**AIM OF THE EXERCISE**
From the entries below, list each line with "name".

Records contained in a dataset
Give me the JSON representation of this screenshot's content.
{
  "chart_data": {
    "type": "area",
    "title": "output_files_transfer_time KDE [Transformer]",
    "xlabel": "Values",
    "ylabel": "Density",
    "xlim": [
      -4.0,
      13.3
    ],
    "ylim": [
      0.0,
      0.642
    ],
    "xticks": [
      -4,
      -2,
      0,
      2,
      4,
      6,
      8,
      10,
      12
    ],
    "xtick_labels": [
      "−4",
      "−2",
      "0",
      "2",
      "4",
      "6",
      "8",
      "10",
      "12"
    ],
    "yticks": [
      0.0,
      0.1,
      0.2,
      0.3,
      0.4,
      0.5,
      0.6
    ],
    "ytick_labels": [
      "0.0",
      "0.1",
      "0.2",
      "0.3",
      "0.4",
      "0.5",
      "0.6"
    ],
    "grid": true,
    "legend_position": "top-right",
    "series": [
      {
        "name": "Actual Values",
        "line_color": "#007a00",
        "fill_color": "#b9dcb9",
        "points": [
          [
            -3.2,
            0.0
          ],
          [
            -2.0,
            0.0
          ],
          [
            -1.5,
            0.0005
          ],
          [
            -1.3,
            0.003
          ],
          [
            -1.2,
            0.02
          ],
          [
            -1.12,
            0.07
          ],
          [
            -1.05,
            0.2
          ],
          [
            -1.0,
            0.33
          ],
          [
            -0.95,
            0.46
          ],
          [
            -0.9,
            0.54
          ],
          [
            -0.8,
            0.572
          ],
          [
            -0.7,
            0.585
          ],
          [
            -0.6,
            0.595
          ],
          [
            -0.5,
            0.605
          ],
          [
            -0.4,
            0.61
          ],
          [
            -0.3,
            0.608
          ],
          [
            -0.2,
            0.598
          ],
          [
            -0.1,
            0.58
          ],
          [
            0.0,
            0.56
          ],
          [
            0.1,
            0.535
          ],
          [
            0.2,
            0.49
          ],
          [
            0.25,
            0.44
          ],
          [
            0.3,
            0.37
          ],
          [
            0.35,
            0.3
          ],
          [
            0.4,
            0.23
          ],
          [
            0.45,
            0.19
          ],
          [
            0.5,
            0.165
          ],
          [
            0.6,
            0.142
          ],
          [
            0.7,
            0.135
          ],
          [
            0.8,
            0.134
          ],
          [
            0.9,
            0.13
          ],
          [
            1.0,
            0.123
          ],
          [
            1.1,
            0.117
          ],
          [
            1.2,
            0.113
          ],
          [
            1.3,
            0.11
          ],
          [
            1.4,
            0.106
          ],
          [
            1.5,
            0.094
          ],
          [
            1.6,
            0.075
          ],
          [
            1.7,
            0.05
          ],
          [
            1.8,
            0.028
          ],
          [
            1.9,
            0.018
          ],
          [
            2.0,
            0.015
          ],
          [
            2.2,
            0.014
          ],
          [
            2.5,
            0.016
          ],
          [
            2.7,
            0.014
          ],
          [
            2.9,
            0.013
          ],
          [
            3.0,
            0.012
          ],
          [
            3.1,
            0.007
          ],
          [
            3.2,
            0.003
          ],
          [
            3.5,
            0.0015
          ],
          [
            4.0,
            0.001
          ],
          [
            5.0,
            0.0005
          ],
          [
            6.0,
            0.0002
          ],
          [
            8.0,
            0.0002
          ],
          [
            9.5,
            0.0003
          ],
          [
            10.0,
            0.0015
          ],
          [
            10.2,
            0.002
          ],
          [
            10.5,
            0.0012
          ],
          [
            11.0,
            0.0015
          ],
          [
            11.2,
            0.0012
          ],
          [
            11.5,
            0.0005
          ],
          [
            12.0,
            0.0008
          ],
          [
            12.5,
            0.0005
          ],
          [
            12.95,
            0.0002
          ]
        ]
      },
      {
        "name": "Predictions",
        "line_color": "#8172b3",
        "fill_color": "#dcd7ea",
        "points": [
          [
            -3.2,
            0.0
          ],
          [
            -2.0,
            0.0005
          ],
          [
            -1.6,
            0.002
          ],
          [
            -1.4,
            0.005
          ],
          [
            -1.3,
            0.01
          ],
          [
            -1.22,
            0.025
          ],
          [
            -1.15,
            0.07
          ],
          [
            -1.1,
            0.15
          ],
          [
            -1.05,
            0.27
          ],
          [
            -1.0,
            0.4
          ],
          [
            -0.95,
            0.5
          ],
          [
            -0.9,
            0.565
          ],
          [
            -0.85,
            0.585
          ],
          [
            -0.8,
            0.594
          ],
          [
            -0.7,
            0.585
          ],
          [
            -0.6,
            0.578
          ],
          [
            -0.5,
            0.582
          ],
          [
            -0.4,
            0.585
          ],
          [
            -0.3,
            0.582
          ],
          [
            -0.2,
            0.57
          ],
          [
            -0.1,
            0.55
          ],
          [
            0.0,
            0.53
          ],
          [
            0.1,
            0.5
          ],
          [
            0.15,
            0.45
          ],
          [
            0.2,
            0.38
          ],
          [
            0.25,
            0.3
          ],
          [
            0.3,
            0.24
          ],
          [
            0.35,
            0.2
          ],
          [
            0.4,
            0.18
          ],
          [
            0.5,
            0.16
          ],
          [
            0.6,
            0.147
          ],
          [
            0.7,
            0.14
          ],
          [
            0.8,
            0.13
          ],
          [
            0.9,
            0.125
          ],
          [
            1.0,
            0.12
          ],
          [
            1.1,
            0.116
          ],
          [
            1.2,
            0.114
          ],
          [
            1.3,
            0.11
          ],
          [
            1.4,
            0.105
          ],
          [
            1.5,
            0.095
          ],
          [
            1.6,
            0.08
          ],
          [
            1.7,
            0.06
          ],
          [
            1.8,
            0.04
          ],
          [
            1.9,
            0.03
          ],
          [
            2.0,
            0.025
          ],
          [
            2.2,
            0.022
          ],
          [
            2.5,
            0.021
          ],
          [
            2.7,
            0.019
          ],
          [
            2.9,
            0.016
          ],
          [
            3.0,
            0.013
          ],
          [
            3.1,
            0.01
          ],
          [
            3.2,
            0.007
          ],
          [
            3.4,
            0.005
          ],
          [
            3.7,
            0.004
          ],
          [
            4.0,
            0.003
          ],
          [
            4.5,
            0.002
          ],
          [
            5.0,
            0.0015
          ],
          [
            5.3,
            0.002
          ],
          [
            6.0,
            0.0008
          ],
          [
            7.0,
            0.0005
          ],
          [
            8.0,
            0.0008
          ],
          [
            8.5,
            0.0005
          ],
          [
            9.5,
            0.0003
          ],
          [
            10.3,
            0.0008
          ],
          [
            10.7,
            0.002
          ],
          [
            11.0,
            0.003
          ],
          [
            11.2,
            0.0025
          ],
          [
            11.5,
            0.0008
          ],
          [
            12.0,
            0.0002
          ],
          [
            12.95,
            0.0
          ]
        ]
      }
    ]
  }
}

**FINAL RESULT**
        "name": "Actual Values",
        "name": "Predictions",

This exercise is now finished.